--- START DATASET EXTRACT ---

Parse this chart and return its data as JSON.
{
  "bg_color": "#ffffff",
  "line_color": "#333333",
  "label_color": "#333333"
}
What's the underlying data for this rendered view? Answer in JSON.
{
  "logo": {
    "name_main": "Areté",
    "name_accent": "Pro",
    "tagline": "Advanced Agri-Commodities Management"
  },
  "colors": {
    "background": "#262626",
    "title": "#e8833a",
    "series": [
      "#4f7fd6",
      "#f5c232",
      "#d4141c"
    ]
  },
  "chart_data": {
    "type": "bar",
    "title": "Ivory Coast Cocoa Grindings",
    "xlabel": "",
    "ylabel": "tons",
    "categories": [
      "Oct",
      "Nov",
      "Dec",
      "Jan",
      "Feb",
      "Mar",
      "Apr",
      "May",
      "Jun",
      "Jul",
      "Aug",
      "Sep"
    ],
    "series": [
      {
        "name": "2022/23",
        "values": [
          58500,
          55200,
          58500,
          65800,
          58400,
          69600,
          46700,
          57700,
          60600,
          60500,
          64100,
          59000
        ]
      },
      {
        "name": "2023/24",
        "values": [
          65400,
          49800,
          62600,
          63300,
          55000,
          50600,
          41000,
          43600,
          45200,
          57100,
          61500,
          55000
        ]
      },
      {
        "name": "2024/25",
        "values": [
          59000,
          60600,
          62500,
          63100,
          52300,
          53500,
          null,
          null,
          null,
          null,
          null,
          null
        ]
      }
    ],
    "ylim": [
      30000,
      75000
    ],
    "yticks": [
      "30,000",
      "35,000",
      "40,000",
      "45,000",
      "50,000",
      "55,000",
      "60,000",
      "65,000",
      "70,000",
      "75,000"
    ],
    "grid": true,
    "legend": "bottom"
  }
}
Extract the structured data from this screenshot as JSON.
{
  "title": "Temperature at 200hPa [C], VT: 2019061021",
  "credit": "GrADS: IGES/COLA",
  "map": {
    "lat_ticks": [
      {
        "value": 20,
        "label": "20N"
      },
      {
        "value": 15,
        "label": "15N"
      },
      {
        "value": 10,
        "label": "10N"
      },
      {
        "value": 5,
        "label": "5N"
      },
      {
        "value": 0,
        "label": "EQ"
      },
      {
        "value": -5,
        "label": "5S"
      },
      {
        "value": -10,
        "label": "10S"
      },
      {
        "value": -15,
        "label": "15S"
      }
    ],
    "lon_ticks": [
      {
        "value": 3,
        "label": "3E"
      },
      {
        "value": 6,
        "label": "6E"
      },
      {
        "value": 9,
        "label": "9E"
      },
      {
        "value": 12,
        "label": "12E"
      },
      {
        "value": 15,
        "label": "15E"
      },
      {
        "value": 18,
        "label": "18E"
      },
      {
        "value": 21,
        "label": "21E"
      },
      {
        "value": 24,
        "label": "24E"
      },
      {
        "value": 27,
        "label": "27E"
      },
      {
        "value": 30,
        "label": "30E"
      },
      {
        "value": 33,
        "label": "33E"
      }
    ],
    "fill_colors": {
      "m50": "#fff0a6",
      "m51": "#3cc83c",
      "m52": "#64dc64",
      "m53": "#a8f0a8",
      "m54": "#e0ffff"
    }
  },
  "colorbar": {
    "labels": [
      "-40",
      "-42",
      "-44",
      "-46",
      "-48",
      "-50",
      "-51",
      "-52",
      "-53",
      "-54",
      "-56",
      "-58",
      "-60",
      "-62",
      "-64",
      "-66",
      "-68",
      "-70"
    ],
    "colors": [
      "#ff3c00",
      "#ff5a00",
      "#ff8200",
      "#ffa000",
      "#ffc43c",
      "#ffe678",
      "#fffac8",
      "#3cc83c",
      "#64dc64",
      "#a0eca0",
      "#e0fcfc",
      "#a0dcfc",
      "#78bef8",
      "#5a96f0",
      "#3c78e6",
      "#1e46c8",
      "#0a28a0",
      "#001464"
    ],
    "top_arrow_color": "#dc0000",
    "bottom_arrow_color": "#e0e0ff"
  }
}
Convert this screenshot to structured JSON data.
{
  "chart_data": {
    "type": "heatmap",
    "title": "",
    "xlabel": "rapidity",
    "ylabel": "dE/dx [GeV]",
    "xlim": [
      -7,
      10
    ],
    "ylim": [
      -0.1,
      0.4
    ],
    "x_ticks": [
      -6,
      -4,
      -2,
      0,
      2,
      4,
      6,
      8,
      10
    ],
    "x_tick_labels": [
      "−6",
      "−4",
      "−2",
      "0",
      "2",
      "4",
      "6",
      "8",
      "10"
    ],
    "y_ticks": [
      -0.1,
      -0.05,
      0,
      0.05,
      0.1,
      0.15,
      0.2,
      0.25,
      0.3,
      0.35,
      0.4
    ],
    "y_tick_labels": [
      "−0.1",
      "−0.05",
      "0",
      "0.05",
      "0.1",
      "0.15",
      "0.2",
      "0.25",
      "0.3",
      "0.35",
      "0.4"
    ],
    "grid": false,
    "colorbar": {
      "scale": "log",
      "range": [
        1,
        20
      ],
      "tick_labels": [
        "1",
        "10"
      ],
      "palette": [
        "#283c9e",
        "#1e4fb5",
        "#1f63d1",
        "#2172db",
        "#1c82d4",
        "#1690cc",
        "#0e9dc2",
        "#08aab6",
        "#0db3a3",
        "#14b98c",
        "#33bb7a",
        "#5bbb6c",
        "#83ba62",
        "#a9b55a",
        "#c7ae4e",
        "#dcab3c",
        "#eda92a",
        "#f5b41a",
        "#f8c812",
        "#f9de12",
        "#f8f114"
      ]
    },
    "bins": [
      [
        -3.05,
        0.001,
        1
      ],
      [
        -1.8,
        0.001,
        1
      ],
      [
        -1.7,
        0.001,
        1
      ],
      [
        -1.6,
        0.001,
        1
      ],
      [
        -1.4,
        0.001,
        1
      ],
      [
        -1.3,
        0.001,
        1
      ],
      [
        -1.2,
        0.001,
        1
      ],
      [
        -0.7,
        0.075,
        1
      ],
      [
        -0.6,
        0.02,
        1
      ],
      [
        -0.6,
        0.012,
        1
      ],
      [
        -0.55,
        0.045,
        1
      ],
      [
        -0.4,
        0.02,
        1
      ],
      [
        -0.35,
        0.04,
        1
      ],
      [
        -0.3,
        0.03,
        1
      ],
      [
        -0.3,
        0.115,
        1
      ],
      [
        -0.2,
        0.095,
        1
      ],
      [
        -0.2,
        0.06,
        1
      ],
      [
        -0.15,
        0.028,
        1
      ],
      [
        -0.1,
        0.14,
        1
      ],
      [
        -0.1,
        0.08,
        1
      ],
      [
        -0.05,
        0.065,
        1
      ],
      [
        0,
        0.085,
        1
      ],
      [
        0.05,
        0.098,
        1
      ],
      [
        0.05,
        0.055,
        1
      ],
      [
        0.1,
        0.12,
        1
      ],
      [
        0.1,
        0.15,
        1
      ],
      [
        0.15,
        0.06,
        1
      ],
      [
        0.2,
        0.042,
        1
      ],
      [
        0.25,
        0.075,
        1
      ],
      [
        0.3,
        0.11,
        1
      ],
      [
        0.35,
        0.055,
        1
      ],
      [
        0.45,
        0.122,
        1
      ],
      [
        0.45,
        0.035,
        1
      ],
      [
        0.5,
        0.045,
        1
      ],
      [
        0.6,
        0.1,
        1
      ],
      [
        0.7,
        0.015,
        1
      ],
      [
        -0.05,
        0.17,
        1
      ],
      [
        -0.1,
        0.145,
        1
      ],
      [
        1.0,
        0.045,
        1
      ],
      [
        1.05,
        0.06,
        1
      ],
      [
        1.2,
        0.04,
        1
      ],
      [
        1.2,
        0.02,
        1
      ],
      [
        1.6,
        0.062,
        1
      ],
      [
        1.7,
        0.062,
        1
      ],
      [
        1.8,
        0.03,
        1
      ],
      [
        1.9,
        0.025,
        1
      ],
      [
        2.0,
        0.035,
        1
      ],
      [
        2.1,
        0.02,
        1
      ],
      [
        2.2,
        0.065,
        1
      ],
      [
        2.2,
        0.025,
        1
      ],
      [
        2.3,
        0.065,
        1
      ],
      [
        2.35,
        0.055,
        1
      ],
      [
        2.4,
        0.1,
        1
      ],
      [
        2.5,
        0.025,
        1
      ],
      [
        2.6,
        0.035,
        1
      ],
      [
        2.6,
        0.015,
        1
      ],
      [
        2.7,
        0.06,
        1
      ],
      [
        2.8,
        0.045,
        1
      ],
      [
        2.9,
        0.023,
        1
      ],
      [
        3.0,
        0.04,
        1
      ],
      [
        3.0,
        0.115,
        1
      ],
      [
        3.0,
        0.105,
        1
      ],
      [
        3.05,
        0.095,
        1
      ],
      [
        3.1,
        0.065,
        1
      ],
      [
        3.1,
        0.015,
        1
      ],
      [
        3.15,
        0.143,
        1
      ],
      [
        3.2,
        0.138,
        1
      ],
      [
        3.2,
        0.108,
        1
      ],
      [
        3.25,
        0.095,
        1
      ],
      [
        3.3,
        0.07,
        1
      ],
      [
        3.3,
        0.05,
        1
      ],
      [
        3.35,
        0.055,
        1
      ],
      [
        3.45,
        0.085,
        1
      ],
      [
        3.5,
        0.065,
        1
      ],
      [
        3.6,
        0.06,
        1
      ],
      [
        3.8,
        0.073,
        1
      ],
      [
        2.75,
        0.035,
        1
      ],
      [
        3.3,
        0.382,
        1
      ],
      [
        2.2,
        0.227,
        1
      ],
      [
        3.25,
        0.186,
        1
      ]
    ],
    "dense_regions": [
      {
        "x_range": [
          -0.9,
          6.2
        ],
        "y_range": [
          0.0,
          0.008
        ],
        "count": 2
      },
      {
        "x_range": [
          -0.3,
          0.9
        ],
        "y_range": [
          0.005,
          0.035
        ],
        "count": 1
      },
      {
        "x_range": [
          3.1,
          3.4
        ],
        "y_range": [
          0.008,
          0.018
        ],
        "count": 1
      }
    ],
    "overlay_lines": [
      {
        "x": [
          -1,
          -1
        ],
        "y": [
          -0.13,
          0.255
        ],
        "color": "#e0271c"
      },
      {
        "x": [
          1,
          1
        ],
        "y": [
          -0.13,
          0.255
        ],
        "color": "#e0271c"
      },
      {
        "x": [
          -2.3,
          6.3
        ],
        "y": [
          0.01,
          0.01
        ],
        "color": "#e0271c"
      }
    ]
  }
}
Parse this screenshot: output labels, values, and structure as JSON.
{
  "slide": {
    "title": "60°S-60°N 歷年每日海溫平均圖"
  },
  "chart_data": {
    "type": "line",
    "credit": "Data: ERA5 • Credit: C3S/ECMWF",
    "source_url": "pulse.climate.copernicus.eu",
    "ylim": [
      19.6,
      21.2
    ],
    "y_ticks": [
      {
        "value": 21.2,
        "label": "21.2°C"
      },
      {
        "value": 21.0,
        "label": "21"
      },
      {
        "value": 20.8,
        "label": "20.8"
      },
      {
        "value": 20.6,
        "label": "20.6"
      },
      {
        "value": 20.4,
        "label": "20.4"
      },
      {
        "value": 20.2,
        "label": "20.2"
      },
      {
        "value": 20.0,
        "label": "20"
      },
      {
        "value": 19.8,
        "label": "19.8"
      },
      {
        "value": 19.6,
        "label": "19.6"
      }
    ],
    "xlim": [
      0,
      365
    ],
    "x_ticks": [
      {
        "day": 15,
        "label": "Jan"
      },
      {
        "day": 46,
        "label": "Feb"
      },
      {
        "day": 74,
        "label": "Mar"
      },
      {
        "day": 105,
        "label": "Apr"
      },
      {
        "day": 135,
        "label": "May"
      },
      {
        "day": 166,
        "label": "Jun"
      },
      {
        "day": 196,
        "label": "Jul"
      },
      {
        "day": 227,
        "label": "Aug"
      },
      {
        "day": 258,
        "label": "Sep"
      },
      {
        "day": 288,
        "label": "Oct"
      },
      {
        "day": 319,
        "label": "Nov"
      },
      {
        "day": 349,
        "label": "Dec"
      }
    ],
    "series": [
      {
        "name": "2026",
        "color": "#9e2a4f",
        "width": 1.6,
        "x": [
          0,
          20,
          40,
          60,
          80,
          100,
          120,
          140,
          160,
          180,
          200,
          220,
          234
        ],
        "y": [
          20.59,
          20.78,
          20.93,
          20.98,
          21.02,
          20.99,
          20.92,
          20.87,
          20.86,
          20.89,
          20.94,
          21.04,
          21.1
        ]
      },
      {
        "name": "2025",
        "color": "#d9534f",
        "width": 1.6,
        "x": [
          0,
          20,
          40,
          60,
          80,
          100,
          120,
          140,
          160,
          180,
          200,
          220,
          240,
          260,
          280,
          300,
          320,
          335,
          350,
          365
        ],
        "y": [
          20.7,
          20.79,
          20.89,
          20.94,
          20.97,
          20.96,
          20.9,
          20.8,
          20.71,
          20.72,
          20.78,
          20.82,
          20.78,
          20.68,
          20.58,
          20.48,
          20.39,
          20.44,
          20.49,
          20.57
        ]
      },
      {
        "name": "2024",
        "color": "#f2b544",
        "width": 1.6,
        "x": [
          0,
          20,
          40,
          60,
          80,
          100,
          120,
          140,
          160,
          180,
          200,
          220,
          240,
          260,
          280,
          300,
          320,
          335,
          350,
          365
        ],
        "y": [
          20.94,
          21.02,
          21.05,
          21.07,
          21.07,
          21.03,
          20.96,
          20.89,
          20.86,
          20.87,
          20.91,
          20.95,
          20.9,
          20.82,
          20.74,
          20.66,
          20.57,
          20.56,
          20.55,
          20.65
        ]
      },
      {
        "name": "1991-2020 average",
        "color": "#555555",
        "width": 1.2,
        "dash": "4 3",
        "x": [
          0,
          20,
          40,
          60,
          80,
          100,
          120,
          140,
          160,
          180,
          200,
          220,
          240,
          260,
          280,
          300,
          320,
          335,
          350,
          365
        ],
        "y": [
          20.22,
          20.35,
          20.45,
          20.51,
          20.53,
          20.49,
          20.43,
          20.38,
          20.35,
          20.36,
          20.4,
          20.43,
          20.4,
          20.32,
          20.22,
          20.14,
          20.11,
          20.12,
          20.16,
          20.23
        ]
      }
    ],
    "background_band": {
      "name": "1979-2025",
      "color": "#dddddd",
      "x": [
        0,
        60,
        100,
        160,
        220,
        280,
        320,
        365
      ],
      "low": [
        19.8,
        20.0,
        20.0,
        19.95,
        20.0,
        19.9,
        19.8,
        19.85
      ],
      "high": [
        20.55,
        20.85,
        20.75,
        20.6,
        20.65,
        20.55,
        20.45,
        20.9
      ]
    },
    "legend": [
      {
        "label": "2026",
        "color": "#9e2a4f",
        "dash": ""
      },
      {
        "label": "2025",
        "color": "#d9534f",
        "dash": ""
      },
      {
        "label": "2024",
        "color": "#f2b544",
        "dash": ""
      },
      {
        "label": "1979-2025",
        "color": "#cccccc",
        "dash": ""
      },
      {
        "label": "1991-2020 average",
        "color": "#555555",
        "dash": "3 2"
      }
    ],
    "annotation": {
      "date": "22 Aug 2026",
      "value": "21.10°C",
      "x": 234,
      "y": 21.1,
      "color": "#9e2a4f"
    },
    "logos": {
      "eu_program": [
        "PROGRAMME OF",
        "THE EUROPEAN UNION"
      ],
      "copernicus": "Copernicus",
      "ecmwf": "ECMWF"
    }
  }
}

--- END DATASET EXTRACT ---

[OBJECTIVE]
Pick out all lines from the data above in which the word "credit" appears.

[OUTPUT]
  "credit": "GrADS: IGES/COLA",
    "credit": "Data: ERA5 • Credit: C3S/ECMWF",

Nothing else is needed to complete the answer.